* Start DATA ROWS *
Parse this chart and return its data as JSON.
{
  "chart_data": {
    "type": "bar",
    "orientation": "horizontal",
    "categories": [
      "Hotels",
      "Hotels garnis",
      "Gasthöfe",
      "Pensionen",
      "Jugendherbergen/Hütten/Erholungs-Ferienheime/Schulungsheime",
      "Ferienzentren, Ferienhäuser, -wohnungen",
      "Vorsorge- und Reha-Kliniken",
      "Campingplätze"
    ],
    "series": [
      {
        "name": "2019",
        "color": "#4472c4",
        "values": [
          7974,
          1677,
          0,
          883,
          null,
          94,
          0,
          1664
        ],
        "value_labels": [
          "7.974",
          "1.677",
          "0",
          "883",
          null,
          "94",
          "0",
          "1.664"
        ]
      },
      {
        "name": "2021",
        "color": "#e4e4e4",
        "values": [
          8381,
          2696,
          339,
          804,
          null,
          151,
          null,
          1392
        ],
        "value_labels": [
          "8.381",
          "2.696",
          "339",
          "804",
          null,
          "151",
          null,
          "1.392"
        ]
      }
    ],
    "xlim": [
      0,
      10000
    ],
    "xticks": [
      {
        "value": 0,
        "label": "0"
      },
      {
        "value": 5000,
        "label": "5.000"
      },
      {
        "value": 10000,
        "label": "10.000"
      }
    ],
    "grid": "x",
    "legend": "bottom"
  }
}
* End DATA ROWS *
TASK REQUIREMENTS - Using the exact wording, write out all of the records.

RESULT OF THE EXERCISE -
Parse this chart and return its data as JSON.
{
  "chart_data": {
    "type": "bar",
    "orientation": "horizontal",
    "categories": [
      "Hotels",
      "Hotels garnis",
      "Gasthöfe",
      "Pensionen",
      "Jugendherbergen/Hütten/Erholungs-Ferienheime/Schulungsheime",
      "Ferienzentren, Ferienhäuser, -wohnungen",
      "Vorsorge- und Reha-Kliniken",
      "Campingplätze"
    ],
    "series": [
      {
        "name": "2019",
        "color": "#4472c4",
        "values": [
          7974,
          1677,
          0,
          883,
          null,
          94,
          0,
          1664
        ],
        "value_labels": [
          "7.974",
          "1.677",
          "0",
          "883",
          null,
          "94",
          "0",
          "1.664"
        ]
      },
      {
        "name": "2021",
        "color": "#e4e4e4",
        "values": [
          8381,
          2696,
          339,
          804,
          null,
          151,
          null,
          1392
        ],
        "value_labels": [
          "8.381",
          "2.696",
          "339",
          "804",
          null,
          "151",
          null,
          "1.392"
        ]
      }
    ],
    "xlim": [
      0,
      10000
    ],
    "xticks": [
      {
        "value": 0,
        "label": "0"
      },
      {
        "value": 5000,
        "label": "5.000"
      },
      {
        "value": 10000,
        "label": "10.000"
      }
    ],
    "grid": "x",
    "legend": "bottom"
  }
}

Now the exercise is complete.